Exercise directions =
Return the number of lines holding "niños", with nothing added.

Excerpted records =

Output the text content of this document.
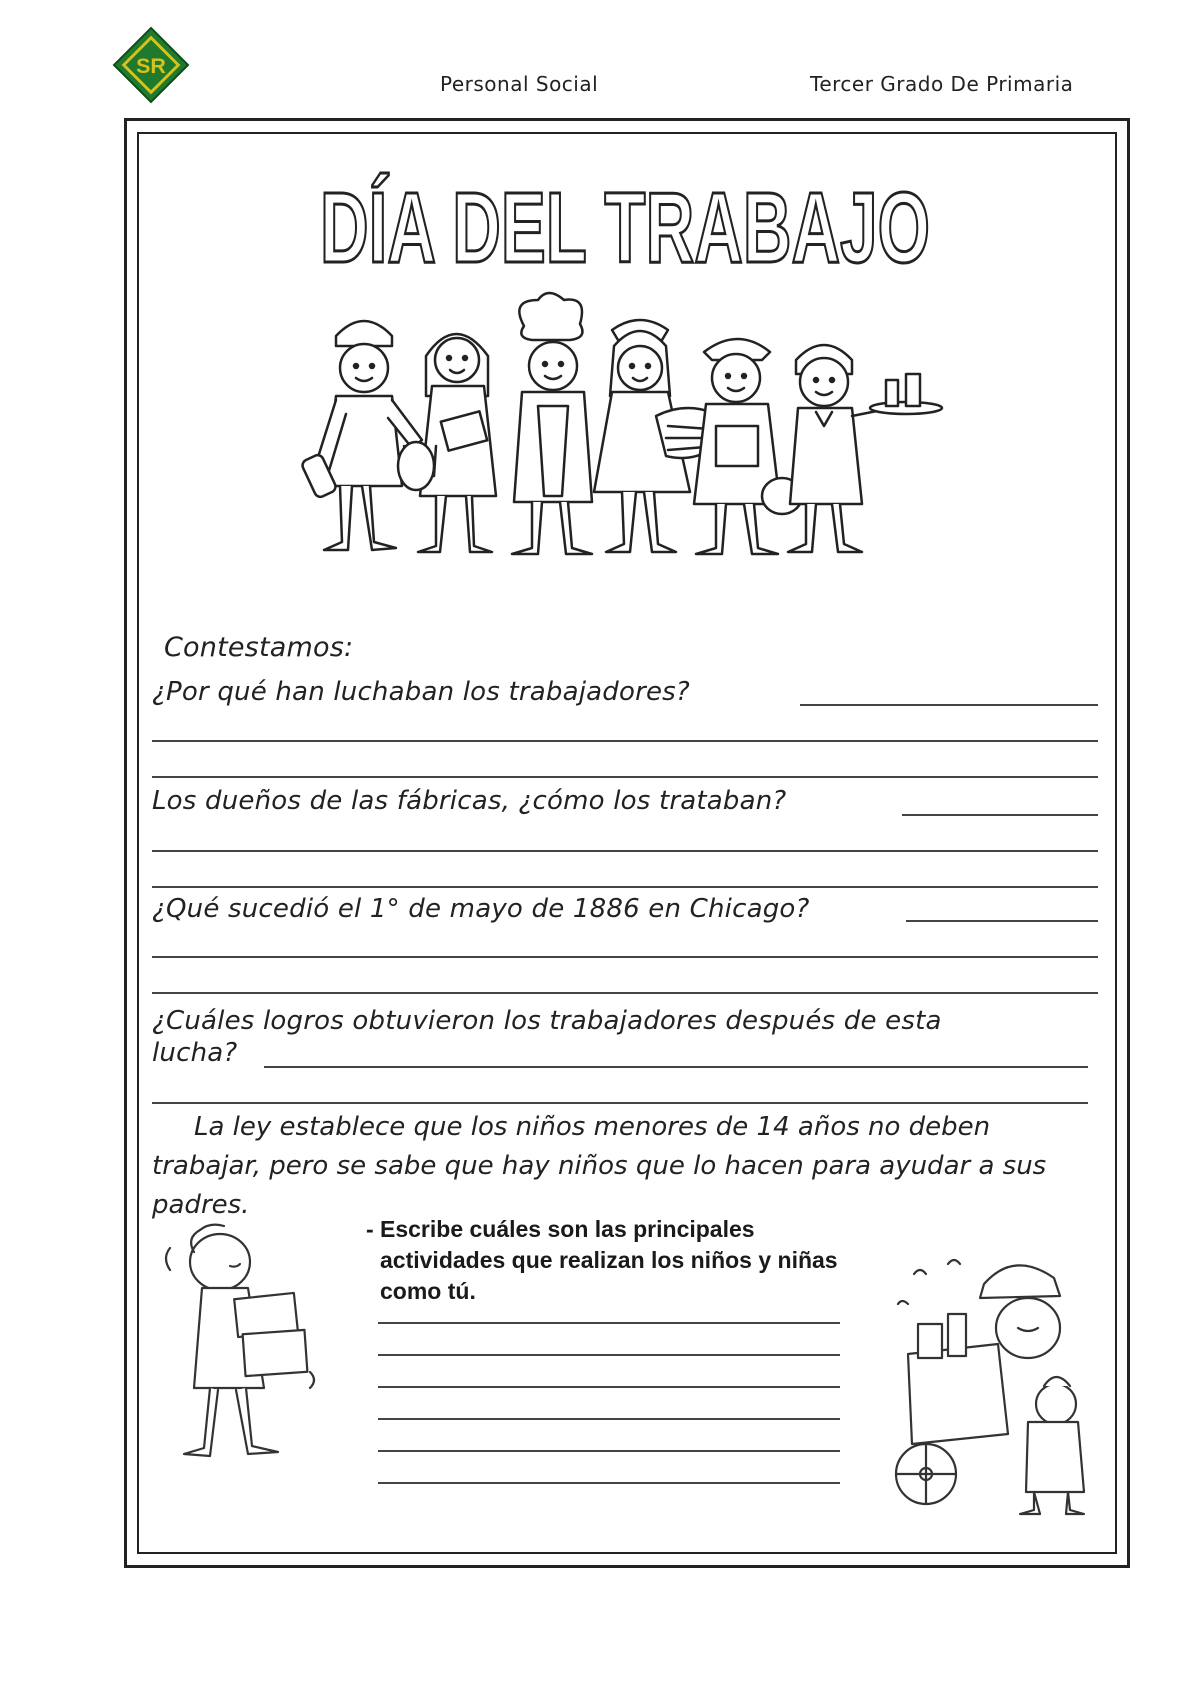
SR
Personal Social	Tercer Grado De Primaria
DÍA DEL TRABAJO
Contestamos:
¿Por qué han luchaban los trabajadores?
Los dueños de las fábricas, ¿cómo los trataban?
¿Qué sucedió el 1° de mayo de 1886 en Chicago?
¿Cuáles logros obtuvieron los trabajadores después de esta
lucha?
La ley establece que los niños menores de 14 años no deben trabajar, pero se sabe que hay niños que lo hacen para ayudar a sus padres.
- Escribe cuáles son las principales actividades que realizan los niños y niñas como tú.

Solution for this exercise =
2